▶ What is asked:
Word for word, give the material below again, minus any images.

Excerpts from a figure dataset
○ ○ ○ ○
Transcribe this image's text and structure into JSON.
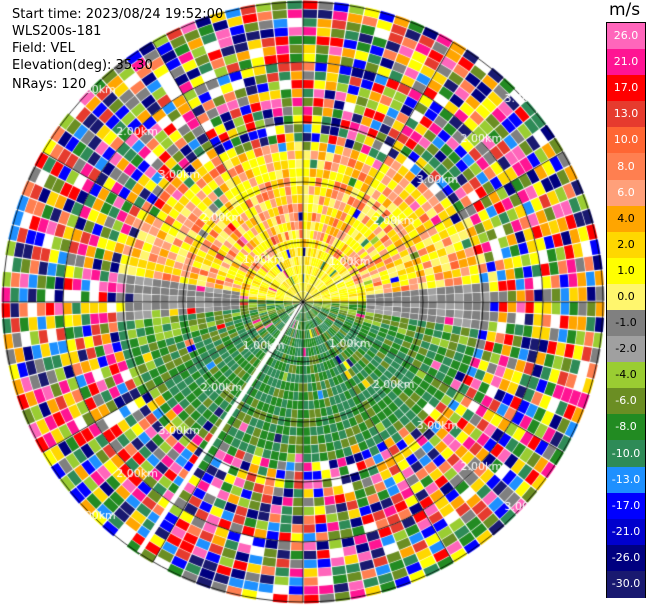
{
  "info": {
    "start_time": "Start time: 2023/08/24 19:52:00",
    "instrument": "WLS200s-181",
    "field": "Field: VEL",
    "elevation": "Elevation(deg): 35.30",
    "nrays": "NRays: 120"
  },
  "colorbar": {
    "unit": "m/s",
    "ticks": [
      "26.0",
      "21.0",
      "17.0",
      "13.0",
      "10.0",
      "8.0",
      "6.0",
      "4.0",
      "2.0",
      "1.0",
      "0.0",
      "-1.0",
      "-2.0",
      "-4.0",
      "-6.0",
      "-8.0",
      "-10.0",
      "-13.0",
      "-17.0",
      "-21.0",
      "-26.0",
      "-30.0"
    ],
    "colors": [
      "#ff66bb",
      "#ff1493",
      "#ff0000",
      "#e63b2e",
      "#ff6633",
      "#ff7f50",
      "#ffa07a",
      "#ffa500",
      "#ffd700",
      "#ffff00",
      "#fff66d",
      "#808080",
      "#a0a0a0",
      "#9acd32",
      "#6b8e23",
      "#228b22",
      "#2e8b57",
      "#1e90ff",
      "#0000ff",
      "#0000cd",
      "#000080",
      "#191970"
    ]
  },
  "range_labels": {
    "one_km": "1.00km",
    "two_km": "2.00km",
    "three_km": "3.00km"
  }
}
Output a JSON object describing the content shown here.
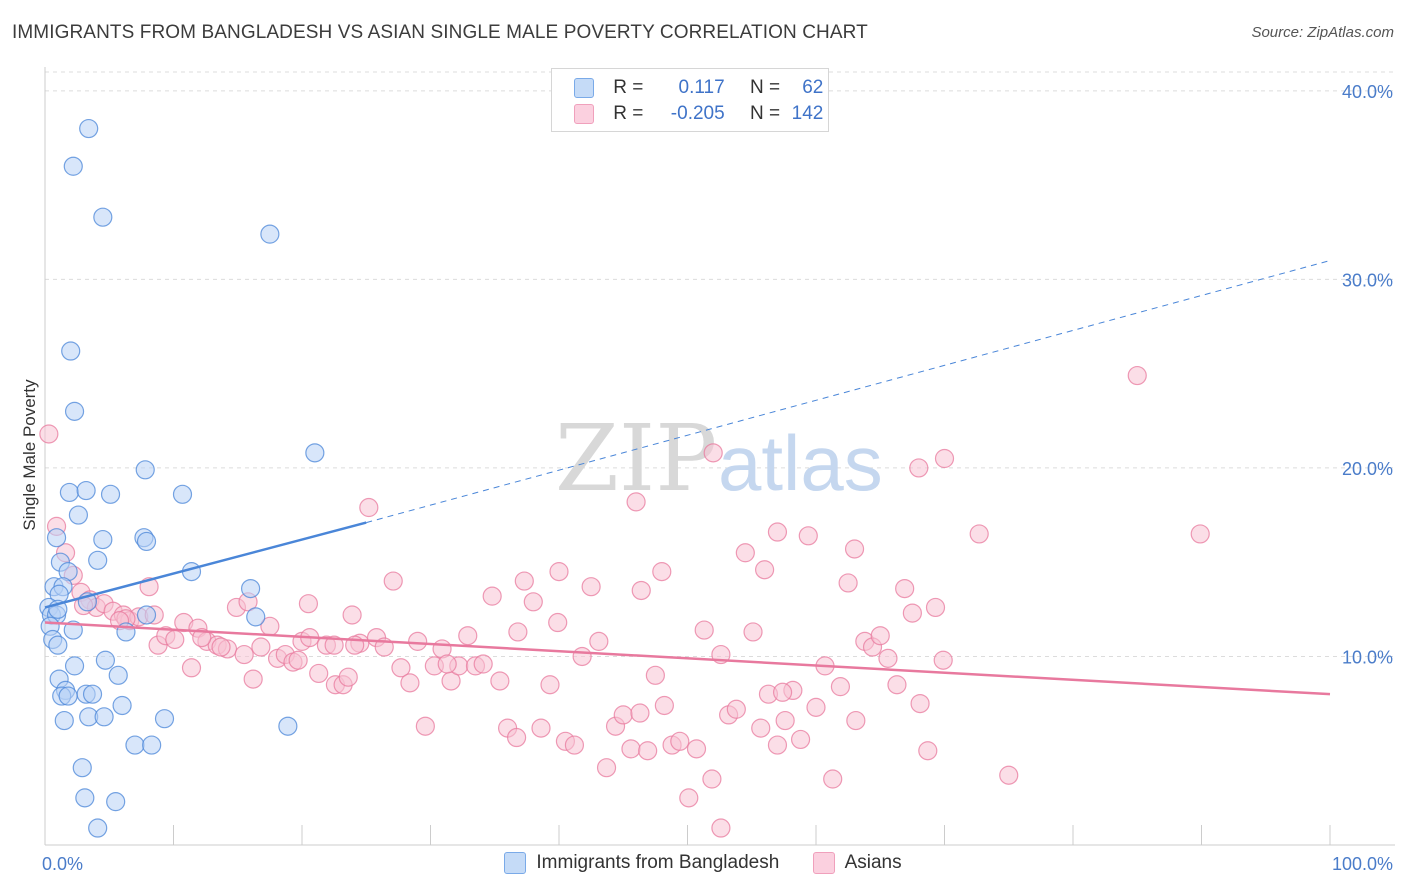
○ ○ ○ ○
▶ Task result:
Transcribe this image's text and structure into JSON.
{
  "info": {
    "start_time": "Start time: 2023/08/24 19:52:00",
    "instrument": "WLS200s-181",
    "field": "Field: VEL",
    "elevation": "Elevation(deg): 35.30",
    "nrays": "NRays: 120"
  },
  "colorbar": {
    "unit": "m/s",
    "ticks": [
      "26.0",
      "21.0",
      "17.0",
      "13.0",
      "10.0",
      "8.0",
      "6.0",
      "4.0",
      "2.0",
      "1.0",
      "0.0",
      "-1.0",
      "-2.0",
      "-4.0",
      "-6.0",
      "-8.0",
      "-10.0",
      "-13.0",
      "-17.0",
      "-21.0",
      "-26.0",
      "-30.0"
    ],
    "colors": [
      "#ff66bb",
      "#ff1493",
      "#ff0000",
      "#e63b2e",
      "#ff6633",
      "#ff7f50",
      "#ffa07a",
      "#ffa500",
      "#ffd700",
      "#ffff00",
      "#fff66d",
      "#808080",
      "#a0a0a0",
      "#9acd32",
      "#6b8e23",
      "#228b22",
      "#2e8b57",
      "#1e90ff",
      "#0000ff",
      "#0000cd",
      "#000080",
      "#191970"
    ]
  },
  "range_labels": {
    "one_km": "1.00km",
    "two_km": "2.00km",
    "three_km": "3.00km"
  }
}
Output a JSON object describing the content shown here.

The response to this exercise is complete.